======== QUOTED TEXT ========

I asked you to provide the data, where can I find it please? URL and numbers if you have them for us.
Also please explain how your conclusions about the number of cameras supporting DNG equates into the number of people who care or don't care for such an option.
only after you do this for the number of people who can't do w/o DNG - DNG proponents were first in this thread - hence you shall come w/ your numbers first... and let me guess - you own cameras w/ native DNG support and you use Adobe software and you do not have any real issues w/ non DNG raw files because of that.
IOW, if 5% of market share supports a system that provides DNG as an option, what methodology did you use to conclude the other 95% of those users don't care about DNG?
and why do you think that 5% care about DNG and not just to have cameras/lenses that they want (like if people are buying Leica or Ricoh/Pentax to have DNG

)... and again the same note - DNG proponents started first here (and there) so you please come up with you methodology to prove something... note that nobody disputes that you and some other people (you do not have any statistics how many) want DNG, however neither you, nor Reichman, no others so far were able to influence no manufacturers except niche ones... that is the market answer to the amount and seriousness of that market demand... which says - nobody cares really except niche players.
I think your arguments are nonsensical but I'd like to find out if you have any facts or figures to back up your belief. Otherwise I'd find your arguments both nonsensical and without any facts.
I think your arguments are the same and you are trying to turn the table and for some numbers w/o providing them first to support your claims... again I did not hear any good explanation about what Panasonic had to do w/ optics correction...

======== DATA ENTRIES ========

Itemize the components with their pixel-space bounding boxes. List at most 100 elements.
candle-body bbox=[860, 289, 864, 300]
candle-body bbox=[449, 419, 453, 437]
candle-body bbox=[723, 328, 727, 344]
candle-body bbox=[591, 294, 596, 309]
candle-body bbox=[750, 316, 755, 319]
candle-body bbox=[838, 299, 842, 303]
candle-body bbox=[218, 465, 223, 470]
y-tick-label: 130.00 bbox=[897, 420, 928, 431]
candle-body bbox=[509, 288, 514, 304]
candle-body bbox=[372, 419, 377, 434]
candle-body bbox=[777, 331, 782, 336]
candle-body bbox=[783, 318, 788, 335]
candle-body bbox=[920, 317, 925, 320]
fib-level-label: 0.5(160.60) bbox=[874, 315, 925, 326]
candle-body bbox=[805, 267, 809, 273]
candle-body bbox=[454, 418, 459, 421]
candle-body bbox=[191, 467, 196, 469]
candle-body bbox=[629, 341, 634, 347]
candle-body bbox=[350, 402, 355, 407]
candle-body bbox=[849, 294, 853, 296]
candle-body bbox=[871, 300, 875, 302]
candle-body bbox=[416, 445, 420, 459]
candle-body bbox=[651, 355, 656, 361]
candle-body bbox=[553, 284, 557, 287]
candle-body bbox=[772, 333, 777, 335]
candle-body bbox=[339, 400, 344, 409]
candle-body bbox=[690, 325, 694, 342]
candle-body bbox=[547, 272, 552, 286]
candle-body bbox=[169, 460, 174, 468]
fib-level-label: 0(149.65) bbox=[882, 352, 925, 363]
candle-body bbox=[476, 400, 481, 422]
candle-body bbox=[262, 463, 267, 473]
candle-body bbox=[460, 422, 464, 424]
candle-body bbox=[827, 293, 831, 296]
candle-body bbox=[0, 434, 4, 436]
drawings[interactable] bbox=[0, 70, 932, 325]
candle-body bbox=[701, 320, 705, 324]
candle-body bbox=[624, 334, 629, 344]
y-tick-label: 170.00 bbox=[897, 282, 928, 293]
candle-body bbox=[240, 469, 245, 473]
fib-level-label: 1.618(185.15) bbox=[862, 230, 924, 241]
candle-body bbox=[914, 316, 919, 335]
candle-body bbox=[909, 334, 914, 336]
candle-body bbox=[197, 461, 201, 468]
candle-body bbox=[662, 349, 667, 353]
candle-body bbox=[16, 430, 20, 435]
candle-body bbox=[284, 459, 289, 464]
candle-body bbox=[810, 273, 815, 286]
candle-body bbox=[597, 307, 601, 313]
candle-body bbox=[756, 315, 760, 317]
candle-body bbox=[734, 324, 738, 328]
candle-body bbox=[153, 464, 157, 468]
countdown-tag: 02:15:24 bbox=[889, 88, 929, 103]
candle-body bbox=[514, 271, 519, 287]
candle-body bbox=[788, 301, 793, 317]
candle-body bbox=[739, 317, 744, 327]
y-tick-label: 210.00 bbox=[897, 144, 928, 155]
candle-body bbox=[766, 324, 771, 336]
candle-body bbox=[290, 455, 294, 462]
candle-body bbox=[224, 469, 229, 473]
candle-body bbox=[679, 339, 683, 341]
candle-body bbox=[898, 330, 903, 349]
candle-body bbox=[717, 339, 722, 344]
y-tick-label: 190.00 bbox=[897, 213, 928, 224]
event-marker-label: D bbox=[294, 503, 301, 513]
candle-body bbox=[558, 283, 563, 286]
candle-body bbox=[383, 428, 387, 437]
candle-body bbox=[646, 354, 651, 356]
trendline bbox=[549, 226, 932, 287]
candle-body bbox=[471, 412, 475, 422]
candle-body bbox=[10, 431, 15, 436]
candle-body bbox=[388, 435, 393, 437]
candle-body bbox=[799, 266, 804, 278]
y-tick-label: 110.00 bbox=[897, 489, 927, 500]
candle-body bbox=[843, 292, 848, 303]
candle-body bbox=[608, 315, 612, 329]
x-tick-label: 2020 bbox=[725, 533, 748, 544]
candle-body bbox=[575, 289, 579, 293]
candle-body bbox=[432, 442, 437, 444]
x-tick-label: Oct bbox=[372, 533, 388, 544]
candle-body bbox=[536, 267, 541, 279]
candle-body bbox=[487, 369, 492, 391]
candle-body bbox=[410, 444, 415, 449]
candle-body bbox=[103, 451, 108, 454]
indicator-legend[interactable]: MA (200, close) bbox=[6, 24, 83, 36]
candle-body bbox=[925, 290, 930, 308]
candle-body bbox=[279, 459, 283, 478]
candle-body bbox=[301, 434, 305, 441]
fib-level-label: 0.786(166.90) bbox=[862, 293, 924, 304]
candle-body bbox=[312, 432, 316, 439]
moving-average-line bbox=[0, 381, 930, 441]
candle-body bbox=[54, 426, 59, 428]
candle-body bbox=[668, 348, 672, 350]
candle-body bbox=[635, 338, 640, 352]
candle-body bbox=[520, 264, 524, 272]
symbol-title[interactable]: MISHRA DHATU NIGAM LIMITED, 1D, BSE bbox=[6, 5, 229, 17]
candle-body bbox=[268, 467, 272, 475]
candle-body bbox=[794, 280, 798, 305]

========

DIRECTIONS =>
**A.** In the DNG discussion, which group does the writer say appeared first in the thread?
**B.** From the DNG discussion, reproduce the passage that begins at the words "I asked you" and stops after "such an option.".

TASK RESPONSES =>
**A.** DNG proponents

**B.**
I asked you to provide the data, where can I find it please? URL and numbers if you have them for us.
Also please explain how your conclusions about the number of cameras supporting DNG equates into the number of people who care or don't care for such an option.